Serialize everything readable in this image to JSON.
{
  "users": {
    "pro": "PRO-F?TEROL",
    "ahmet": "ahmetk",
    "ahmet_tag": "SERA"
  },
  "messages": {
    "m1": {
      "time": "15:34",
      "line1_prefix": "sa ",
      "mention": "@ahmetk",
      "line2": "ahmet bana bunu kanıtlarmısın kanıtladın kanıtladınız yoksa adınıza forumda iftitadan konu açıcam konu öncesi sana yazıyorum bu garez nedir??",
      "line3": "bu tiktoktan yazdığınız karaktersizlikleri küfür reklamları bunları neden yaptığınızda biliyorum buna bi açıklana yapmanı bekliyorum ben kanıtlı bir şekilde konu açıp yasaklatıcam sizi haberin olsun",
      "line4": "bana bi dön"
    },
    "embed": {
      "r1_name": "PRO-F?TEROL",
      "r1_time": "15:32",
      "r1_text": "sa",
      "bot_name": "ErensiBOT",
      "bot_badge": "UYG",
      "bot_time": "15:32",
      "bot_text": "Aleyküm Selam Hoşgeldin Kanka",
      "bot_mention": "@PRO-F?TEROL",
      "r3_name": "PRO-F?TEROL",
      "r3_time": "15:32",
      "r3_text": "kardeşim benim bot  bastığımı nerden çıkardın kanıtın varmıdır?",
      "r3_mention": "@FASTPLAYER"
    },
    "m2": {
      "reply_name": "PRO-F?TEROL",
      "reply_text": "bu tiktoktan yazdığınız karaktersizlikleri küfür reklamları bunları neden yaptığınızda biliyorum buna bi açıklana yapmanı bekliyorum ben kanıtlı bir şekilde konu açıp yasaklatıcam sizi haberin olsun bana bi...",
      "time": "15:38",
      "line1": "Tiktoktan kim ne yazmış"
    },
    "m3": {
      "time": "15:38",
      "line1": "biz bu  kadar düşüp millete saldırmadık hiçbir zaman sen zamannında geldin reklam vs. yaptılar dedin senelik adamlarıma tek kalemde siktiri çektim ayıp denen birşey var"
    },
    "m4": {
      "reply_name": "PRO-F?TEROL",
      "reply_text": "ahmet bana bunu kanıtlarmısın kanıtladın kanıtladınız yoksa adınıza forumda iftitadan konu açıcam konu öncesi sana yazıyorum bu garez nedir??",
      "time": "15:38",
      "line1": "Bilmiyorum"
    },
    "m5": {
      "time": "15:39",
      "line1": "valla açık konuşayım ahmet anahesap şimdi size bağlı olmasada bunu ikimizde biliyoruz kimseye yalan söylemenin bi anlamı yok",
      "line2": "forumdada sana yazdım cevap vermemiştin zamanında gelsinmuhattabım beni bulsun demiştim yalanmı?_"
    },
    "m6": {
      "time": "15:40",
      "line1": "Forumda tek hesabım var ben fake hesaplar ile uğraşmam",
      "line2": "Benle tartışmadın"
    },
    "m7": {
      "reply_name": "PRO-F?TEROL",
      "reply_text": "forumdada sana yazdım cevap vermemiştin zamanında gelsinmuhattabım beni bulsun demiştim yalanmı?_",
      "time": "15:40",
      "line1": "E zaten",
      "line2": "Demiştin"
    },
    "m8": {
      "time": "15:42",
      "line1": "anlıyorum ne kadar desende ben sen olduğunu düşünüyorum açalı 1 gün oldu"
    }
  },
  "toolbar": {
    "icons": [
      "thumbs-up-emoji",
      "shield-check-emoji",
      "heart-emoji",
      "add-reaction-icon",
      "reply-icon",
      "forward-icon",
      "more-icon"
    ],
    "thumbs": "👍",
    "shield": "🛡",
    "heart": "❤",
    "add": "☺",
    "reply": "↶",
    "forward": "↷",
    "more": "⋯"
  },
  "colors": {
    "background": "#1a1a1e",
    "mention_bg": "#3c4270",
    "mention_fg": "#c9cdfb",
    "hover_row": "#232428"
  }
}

★ ★ ★

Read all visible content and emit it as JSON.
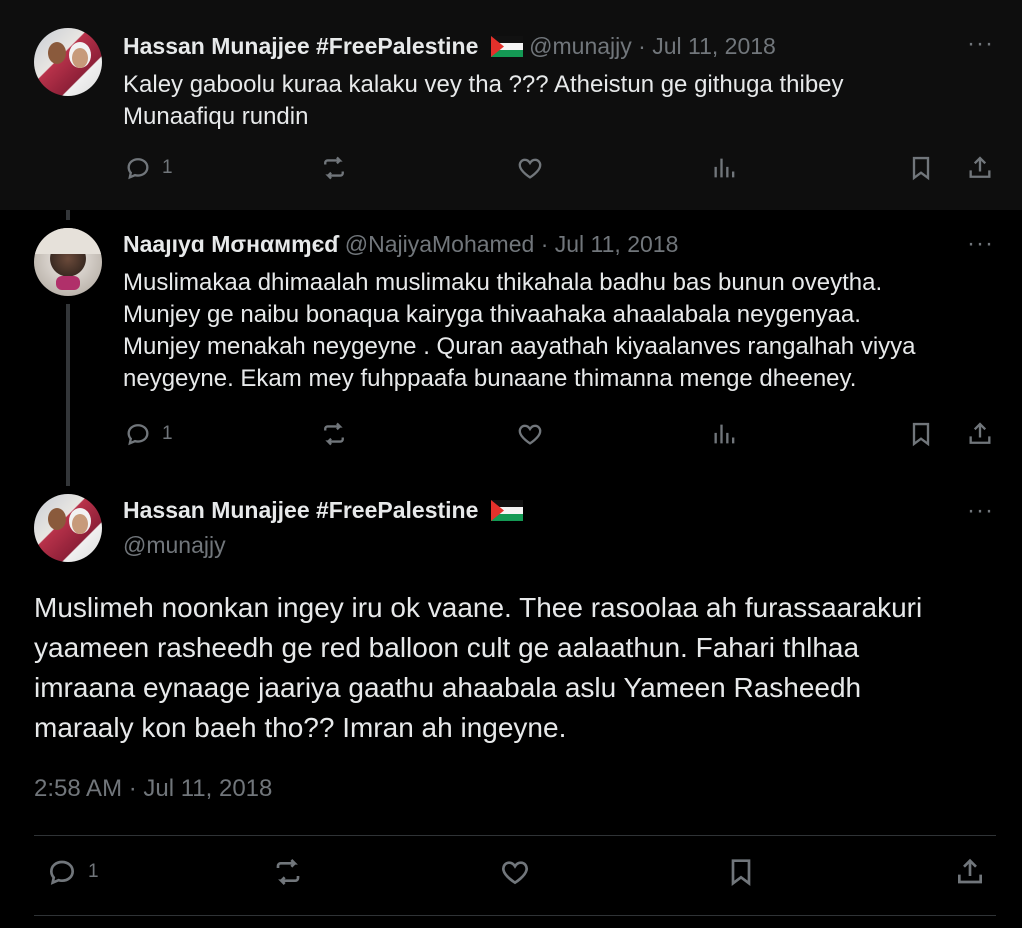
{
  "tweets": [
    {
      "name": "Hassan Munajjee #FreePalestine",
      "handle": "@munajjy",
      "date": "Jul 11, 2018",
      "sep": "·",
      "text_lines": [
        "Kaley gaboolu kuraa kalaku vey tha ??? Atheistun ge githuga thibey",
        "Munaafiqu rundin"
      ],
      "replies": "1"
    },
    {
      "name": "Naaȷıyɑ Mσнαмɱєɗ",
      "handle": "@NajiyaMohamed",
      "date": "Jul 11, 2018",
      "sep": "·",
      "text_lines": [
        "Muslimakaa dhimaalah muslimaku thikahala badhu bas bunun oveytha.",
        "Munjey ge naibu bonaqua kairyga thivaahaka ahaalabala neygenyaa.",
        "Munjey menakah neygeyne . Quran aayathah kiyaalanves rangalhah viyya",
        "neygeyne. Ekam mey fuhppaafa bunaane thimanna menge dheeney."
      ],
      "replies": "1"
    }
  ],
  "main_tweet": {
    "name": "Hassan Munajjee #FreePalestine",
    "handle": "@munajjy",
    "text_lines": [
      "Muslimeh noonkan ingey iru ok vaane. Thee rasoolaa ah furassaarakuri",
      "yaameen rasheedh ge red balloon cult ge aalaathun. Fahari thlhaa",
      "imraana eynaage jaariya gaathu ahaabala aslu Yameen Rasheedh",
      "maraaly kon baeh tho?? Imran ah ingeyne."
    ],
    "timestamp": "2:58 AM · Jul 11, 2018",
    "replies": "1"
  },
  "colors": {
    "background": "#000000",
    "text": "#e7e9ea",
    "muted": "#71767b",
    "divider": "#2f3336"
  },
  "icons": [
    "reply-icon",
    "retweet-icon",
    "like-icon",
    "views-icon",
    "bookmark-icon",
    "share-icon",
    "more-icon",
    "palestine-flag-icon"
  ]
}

★ ★ ★

The request —
Copy, from the material, each line that holds the string "Munjey".

Answer to the task —
        "Munjey ge naibu bonaqua kairyga thivaahaka ahaalabala neygenyaa.",
        "Munjey menakah neygeyne . Quran aayathah kiyaalanves rangalhah viyya",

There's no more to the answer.